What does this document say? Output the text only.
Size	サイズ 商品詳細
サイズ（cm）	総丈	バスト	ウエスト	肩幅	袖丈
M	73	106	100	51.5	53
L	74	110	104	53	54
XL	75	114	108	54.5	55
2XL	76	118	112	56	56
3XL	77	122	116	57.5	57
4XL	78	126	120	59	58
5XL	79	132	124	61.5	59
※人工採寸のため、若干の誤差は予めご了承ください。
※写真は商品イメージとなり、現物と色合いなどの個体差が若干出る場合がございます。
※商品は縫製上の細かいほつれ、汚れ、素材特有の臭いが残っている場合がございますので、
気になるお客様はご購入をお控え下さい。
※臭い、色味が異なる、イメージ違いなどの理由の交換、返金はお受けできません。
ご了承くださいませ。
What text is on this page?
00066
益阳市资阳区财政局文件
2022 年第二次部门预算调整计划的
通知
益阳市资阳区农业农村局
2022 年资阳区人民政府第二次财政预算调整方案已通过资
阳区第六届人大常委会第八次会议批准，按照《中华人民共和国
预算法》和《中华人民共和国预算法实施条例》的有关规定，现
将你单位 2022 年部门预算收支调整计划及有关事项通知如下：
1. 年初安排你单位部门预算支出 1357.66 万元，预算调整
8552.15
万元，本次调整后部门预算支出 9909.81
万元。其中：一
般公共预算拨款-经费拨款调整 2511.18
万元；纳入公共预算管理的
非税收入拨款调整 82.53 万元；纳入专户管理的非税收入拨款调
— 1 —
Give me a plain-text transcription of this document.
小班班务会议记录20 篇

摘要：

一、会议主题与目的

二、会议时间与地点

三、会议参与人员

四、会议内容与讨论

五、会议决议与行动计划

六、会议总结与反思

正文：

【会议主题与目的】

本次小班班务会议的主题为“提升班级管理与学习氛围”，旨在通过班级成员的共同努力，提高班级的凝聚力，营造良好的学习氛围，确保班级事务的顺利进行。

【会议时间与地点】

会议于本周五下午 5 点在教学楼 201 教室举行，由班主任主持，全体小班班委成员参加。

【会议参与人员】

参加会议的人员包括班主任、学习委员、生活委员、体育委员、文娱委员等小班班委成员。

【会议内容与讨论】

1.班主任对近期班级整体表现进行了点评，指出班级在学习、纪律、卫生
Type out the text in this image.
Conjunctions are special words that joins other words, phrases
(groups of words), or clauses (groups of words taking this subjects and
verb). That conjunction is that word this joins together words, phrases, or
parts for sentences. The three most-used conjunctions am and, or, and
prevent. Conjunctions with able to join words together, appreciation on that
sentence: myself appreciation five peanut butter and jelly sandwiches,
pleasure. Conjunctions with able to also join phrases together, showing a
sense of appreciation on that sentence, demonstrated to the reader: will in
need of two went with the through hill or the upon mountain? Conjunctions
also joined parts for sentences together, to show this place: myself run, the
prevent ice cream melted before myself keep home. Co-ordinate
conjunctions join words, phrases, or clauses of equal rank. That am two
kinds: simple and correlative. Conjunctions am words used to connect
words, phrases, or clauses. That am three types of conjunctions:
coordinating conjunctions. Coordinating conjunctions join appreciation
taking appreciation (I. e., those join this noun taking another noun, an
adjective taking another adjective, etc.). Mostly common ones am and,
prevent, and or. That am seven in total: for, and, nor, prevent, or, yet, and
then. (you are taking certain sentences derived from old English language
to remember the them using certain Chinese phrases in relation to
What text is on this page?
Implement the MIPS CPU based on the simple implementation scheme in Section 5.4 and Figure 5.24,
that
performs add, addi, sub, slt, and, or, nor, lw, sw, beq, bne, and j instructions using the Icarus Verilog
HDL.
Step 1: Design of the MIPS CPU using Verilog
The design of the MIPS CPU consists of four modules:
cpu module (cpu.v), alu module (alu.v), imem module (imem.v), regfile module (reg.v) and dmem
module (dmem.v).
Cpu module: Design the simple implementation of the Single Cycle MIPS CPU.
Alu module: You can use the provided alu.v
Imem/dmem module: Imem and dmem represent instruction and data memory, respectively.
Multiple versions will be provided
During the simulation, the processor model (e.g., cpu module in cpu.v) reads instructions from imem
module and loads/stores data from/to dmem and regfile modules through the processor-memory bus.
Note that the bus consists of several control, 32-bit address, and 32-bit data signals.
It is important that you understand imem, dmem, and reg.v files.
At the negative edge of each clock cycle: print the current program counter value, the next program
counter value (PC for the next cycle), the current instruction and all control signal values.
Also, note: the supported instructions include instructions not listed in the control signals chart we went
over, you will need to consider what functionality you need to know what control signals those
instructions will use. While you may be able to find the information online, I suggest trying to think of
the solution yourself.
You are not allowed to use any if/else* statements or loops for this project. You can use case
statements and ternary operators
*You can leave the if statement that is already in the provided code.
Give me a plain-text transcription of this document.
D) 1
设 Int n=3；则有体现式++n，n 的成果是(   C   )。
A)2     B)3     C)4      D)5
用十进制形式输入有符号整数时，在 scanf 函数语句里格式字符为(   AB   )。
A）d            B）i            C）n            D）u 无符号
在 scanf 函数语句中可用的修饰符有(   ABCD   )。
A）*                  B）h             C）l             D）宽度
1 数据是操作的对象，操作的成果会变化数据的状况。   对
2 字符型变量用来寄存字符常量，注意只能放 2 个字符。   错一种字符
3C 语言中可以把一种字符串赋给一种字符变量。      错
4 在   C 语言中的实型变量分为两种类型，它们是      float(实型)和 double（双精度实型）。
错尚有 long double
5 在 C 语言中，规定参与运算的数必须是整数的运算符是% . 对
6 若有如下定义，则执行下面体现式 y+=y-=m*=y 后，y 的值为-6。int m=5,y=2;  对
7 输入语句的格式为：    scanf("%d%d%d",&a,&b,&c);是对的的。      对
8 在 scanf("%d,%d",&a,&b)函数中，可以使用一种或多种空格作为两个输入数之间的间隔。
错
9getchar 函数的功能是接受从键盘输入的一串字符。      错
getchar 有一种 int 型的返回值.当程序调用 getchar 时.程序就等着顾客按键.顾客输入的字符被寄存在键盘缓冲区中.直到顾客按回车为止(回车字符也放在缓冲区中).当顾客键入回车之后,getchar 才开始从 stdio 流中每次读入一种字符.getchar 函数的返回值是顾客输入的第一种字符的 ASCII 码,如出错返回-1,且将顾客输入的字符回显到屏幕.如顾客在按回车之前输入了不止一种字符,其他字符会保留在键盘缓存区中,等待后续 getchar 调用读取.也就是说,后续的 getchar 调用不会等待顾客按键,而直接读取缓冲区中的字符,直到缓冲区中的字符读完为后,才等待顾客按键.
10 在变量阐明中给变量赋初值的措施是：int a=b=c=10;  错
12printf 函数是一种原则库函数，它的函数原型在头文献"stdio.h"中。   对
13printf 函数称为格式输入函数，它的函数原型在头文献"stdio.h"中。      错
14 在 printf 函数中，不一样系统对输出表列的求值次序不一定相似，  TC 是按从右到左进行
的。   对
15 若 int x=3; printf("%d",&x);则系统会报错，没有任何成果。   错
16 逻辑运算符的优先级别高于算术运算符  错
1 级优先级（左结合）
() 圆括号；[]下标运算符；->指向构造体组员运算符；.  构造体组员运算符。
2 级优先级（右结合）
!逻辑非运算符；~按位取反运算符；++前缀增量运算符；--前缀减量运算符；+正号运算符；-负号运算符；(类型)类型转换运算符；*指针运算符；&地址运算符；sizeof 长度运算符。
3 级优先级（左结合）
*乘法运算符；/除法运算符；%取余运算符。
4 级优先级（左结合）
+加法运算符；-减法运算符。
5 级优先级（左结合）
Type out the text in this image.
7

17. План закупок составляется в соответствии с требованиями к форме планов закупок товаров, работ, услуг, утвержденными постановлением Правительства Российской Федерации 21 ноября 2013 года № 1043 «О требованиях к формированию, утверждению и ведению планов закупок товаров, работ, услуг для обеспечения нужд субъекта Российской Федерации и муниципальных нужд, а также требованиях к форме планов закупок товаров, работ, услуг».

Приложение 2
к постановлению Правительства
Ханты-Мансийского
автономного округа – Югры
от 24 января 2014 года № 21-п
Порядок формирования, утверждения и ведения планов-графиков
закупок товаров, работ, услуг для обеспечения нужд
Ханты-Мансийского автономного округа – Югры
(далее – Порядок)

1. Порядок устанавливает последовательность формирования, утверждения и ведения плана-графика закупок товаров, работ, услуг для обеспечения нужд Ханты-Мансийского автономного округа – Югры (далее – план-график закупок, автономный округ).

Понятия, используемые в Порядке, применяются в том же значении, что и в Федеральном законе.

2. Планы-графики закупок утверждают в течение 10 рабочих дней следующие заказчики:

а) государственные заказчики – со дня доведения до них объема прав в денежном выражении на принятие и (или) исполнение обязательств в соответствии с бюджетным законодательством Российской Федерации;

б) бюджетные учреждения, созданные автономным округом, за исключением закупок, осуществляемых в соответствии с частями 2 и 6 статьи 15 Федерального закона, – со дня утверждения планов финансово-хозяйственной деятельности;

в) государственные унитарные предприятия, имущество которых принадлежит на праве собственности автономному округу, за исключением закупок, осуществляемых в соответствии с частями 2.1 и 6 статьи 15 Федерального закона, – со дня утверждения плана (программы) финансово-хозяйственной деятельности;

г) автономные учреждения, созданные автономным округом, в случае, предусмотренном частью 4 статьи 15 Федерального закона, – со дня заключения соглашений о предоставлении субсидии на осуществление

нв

***

Report how many lines in the records above contain the word "need", giving only the number.

◆ Response to the task:
2